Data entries
━━━━━━━━

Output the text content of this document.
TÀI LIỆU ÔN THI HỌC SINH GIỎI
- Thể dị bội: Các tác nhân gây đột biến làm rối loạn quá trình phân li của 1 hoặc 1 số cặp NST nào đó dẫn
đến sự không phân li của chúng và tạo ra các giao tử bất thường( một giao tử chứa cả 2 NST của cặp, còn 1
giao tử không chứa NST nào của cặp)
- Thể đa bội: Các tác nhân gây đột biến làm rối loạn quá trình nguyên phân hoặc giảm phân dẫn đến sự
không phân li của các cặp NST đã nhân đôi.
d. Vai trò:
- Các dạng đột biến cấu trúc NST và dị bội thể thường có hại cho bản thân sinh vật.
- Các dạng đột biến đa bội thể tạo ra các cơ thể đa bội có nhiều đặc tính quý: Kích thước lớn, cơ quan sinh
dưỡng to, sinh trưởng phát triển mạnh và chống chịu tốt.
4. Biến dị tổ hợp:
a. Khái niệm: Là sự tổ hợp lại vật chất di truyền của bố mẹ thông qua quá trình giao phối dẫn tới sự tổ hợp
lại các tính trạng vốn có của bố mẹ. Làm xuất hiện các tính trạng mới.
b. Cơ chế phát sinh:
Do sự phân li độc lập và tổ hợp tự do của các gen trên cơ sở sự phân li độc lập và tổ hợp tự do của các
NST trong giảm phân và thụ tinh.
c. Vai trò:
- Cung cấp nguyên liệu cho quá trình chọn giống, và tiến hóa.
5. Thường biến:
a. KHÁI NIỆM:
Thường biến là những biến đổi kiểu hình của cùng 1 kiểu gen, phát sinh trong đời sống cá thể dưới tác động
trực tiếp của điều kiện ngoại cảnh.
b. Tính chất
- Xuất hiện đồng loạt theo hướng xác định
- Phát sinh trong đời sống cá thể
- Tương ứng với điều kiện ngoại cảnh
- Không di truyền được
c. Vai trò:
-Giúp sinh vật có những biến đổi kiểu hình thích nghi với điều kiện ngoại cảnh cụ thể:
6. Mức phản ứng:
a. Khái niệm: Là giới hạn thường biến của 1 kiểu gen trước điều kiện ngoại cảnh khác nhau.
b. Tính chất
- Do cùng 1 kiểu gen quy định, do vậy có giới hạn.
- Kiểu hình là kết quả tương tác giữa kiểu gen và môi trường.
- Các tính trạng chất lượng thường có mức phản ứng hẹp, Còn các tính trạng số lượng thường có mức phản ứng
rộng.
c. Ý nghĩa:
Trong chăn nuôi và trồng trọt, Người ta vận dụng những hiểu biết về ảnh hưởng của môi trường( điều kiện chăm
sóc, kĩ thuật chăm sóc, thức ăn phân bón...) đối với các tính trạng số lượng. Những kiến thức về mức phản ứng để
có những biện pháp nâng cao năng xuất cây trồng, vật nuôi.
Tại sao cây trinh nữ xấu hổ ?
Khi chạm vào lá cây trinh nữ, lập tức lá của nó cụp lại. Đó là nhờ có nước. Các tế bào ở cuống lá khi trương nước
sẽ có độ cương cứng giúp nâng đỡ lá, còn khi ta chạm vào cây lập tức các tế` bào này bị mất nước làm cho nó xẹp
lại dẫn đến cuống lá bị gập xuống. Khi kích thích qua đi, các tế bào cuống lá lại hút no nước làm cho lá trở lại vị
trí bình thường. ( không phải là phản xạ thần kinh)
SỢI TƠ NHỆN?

━━━━━━━━

▶ [Work to complete]
Output the entries verbatim.

▶ [Result]
Output the text content of this document.
TÀI LIỆU ÔN THI HỌC SINH GIỎI
- Thể dị bội: Các tác nhân gây đột biến làm rối loạn quá trình phân li của 1 hoặc 1 số cặp NST nào đó dẫn
đến sự không phân li của chúng và tạo ra các giao tử bất thường( một giao tử chứa cả 2 NST của cặp, còn 1
giao tử không chứa NST nào của cặp)
- Thể đa bội: Các tác nhân gây đột biến làm rối loạn quá trình nguyên phân hoặc giảm phân dẫn đến sự
không phân li của các cặp NST đã nhân đôi.
d. Vai trò:
- Các dạng đột biến cấu trúc NST và dị bội thể thường có hại cho bản thân sinh vật.
- Các dạng đột biến đa bội thể tạo ra các cơ thể đa bội có nhiều đặc tính quý: Kích thước lớn, cơ quan sinh
dưỡng to, sinh trưởng phát triển mạnh và chống chịu tốt.
4. Biến dị tổ hợp:
a. Khái niệm: Là sự tổ hợp lại vật chất di truyền của bố mẹ thông qua quá trình giao phối dẫn tới sự tổ hợp
lại các tính trạng vốn có của bố mẹ. Làm xuất hiện các tính trạng mới.
b. Cơ chế phát sinh:
Do sự phân li độc lập và tổ hợp tự do của các gen trên cơ sở sự phân li độc lập và tổ hợp tự do của các
NST trong giảm phân và thụ tinh.
c. Vai trò:
- Cung cấp nguyên liệu cho quá trình chọn giống, và tiến hóa.
5. Thường biến:
a. KHÁI NIỆM:
Thường biến là những biến đổi kiểu hình của cùng 1 kiểu gen, phát sinh trong đời sống cá thể dưới tác động
trực tiếp của điều kiện ngoại cảnh.
b. Tính chất
- Xuất hiện đồng loạt theo hướng xác định
- Phát sinh trong đời sống cá thể
- Tương ứng với điều kiện ngoại cảnh
- Không di truyền được
c. Vai trò:
-Giúp sinh vật có những biến đổi kiểu hình thích nghi với điều kiện ngoại cảnh cụ thể:
6. Mức phản ứng:
a. Khái niệm: Là giới hạn thường biến của 1 kiểu gen trước điều kiện ngoại cảnh khác nhau.
b. Tính chất
- Do cùng 1 kiểu gen quy định, do vậy có giới hạn.
- Kiểu hình là kết quả tương tác giữa kiểu gen và môi trường.
- Các tính trạng chất lượng thường có mức phản ứng hẹp, Còn các tính trạng số lượng thường có mức phản ứng
rộng.
c. Ý nghĩa:
Trong chăn nuôi và trồng trọt, Người ta vận dụng những hiểu biết về ảnh hưởng của môi trường( điều kiện chăm
sóc, kĩ thuật chăm sóc, thức ăn phân bón...) đối với các tính trạng số lượng. Những kiến thức về mức phản ứng để
có những biện pháp nâng cao năng xuất cây trồng, vật nuôi.
Tại sao cây trinh nữ xấu hổ ?
Khi chạm vào lá cây trinh nữ, lập tức lá của nó cụp lại. Đó là nhờ có nước. Các tế bào ở cuống lá khi trương nước
sẽ có độ cương cứng giúp nâng đỡ lá, còn khi ta chạm vào cây lập tức các tế` bào này bị mất nước làm cho nó xẹp
lại dẫn đến cuống lá bị gập xuống. Khi kích thích qua đi, các tế bào cuống lá lại hút no nước làm cho lá trở lại vị
trí bình thường. ( không phải là phản xạ thần kinh)
SỢI TƠ NHỆN?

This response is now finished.